> _Aim of the task_:
Return the whole listing exactly as it stands.
— START —
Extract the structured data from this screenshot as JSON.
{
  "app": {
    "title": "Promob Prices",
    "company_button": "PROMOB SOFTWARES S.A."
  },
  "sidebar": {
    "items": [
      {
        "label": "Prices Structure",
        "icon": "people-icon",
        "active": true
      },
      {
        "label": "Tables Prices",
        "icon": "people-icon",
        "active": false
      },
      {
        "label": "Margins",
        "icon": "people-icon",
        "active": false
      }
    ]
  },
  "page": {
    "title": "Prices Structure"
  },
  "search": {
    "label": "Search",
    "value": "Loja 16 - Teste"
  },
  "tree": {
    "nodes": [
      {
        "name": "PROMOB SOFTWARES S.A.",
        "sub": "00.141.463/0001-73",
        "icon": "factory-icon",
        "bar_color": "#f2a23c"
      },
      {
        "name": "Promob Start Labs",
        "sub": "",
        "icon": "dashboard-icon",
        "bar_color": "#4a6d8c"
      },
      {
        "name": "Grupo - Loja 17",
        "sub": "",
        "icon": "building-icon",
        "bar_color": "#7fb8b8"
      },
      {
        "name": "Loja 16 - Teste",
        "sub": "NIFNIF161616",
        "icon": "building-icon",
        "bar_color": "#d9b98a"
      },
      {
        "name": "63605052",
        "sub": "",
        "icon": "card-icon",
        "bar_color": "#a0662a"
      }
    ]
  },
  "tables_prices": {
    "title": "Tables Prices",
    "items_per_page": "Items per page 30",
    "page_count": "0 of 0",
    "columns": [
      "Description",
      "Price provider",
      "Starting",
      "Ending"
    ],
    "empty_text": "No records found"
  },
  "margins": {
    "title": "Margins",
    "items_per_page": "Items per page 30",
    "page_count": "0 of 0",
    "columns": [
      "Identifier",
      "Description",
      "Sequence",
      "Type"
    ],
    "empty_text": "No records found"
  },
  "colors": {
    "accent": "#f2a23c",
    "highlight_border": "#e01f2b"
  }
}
— END —
> _In response_:
Extract the structured data from this screenshot as JSON.
{
  "app": {
    "title": "Promob Prices",
    "company_button": "PROMOB SOFTWARES S.A."
  },
  "sidebar": {
    "items": [
      {
        "label": "Prices Structure",
        "icon": "people-icon",
        "active": true
      },
      {
        "label": "Tables Prices",
        "icon": "people-icon",
        "active": false
      },
      {
        "label": "Margins",
        "icon": "people-icon",
        "active": false
      }
    ]
  },
  "page": {
    "title": "Prices Structure"
  },
  "search": {
    "label": "Search",
    "value": "Loja 16 - Teste"
  },
  "tree": {
    "nodes": [
      {
        "name": "PROMOB SOFTWARES S.A.",
        "sub": "00.141.463/0001-73",
        "icon": "factory-icon",
        "bar_color": "#f2a23c"
      },
      {
        "name": "Promob Start Labs",
        "sub": "",
        "icon": "dashboard-icon",
        "bar_color": "#4a6d8c"
      },
      {
        "name": "Grupo - Loja 17",
        "sub": "",
        "icon": "building-icon",
        "bar_color": "#7fb8b8"
      },
      {
        "name": "Loja 16 - Teste",
        "sub": "NIFNIF161616",
        "icon": "building-icon",
        "bar_color": "#d9b98a"
      },
      {
        "name": "63605052",
        "sub": "",
        "icon": "card-icon",
        "bar_color": "#a0662a"
      }
    ]
  },
  "tables_prices": {
    "title": "Tables Prices",
    "items_per_page": "Items per page 30",
    "page_count": "0 of 0",
    "columns": [
      "Description",
      "Price provider",
      "Starting",
      "Ending"
    ],
    "empty_text": "No records found"
  },
  "margins": {
    "title": "Margins",
    "items_per_page": "Items per page 30",
    "page_count": "0 of 0",
    "columns": [
      "Identifier",
      "Description",
      "Sequence",
      "Type"
    ],
    "empty_text": "No records found"
  },
  "colors": {
    "accent": "#f2a23c",
    "highlight_border": "#e01f2b"
  }
}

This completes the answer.